OBJECTIVE 1 -
Copy the stretch from "The same goes" through "in Sports Illustrated." in the post on photographic style and Willy Ronis.
OBJECTIVE 2 -
Write what comes next in the post on photographic style and Willy Ronis, starting after its final sentence.

READING PASSAGE -
— START —
>SNIP>
The same is true of the 'landscape' and 'nature' photographers working in the American west. Some of these people conduct classes, thus perpetuating their approach and creating more followers who do the same sort of work, think the same, and dress the same. Don't you think it's
frightening that Shaw and Sexton are so similar, down to their
pose?
The point I am making is that your
style is in part derived from
cultural associations: your generation and location.
One European photographer whose work I admire is Willy Ronis. You don't see much of this
style of work nowadays, at least not from
Americans.
willy ronis - Google Search
Willy Ronis was born in 1910, an his work looks like yet another clone in the street shooter/candid style of photography that was popular in the 1940's and 1950's. His work reminds me a lot of HCB's work, or Robert Frank's similar genre work (street photography), as exemplified in Frank's book "The Americans", which was first published in 1958...you ask where are the next Willy Ronis-like shooters, and lament that his style is not seen much any longer. No, his style is not seen much any more because it was thoroughly and totally played out by a doxen or more Leica street shooters who worked from 1930 to 1965...his work was done in a very monotonous style, with a semi-wide angle or normal lens, and is largely French street scenes and daily life scenes, shot on crappy 100-ISO or slower B&W films of the 40's and 50's...Willy Ronis' style is now passe...the world is sick of it. Today's shooters in that genre use vastly superior modern digital SLR cameras, and shoot in full color, and can actually SHOW shadow details...Ronis is the product of a byegone era of 28/35/50/90mm Leica and 75 and 80mm-only Rolleiflex. The style Ronis worked in can be seen in the work of dozens of others of his era, which was an era terribly limited by technology; the flash bulb was invented in 1928, and did not gain popularity for an entire decade or more. Ronis' style is very rooted in pre-WWII technology and a pre-war ethos.
The same goes for sports and news shots done at nighttime during the Ronis and HCB eras...lots of direct, on-camera stuff shot on 4x5 or with 120 rollfilm and one,single on-camera flashbulb...that style of working is played out now and passe. Today, top-level sports shooters have multi-light Speedotron 2400 or DynaLite Arena packs ceiling or balcony-mounted, and remote controlled backboard mounted cameras, and they are shooting with very fast advance cameras and with optics that simply were IMPOSSIBLE to design for 4x5 or 120 rollfilm or Leicas in the 30's,40's,and 50's. Look at famous sports photyos of the Ronis/HCB eras, and then compare them to what we see today in Sports Illustrated.
— END —
SOURCE DATA -
— START —
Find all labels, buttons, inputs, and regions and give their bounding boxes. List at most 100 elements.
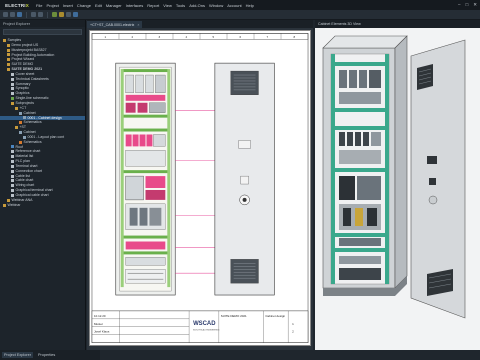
— END —
EXPECTED OUTPUT 1 -
The same goes for sports and news shots done at nighttime during the Ronis and HCB eras...lots of direct, on-camera stuff shot on 4x5 or with 120 rollfilm and one,single on-camera flashbulb...that style of working is played out now and passe. Today, top-level sports shooters have multi-light Speedotron 2400 or DynaLite Arena packs ceiling or balcony-mounted, and remote controlled backboard mounted cameras, and they are shooting with very fast advance cameras and with optics that simply were IMPOSSIBLE to design for 4x5 or 120 rollfilm or Leicas in the 30's,40's,and 50's. Look at famous sports photyos of the Ronis/HCB eras, and then compare them to what we see today in Sports Illustrated.

EXPECTED OUTPUT 2 -
I think your attribution of a typical "American" style to Liebovitz in particular is a load of crap. Photography is a world-wide medium and it is influenced much more by the equipment and film and mass media reproduction needs than it is by the country of origin of the photographers. 1930's,1940's,1950's,1960's,1970's,1980's,and 1990's photographs look similar from all over the world when viewed by decade. The street and sports work of the 1940's looks like it was done in the 1940's. The work of Ronis done in the mid-1950's in The Family of Man exhibit and book is virtually indistinguishable from the work of the many others...look through the book and you'll see that all those Leica-shooting, and Rollei-shooting, and Graphic-shooting guys looked almost the same, and their photos looked almost the same as well.
As to the Sexton and whatzisname portraits--I think you might not quite be in on the secret of that...it's just like my avatar....the old photographer in mirror shooting his own self portrait...it's an "in joke"...it's a gag!!! It's a commentary on the photography field. It's sort of a generic "this is me-I am a photographer-look at my face and see what I look like" shot. Considering that normal daily attire for men since about 1860 has been a button-front shirt, and big cameras have been riding on tripods since about 1840, I'm frankly not surprised that two landscape photographers avail themselves of common things like long sleeved button-front shirts and tripods...wow... I bet if the photos were full-length, we'd see that BOTH those guys were wearing boots too!!!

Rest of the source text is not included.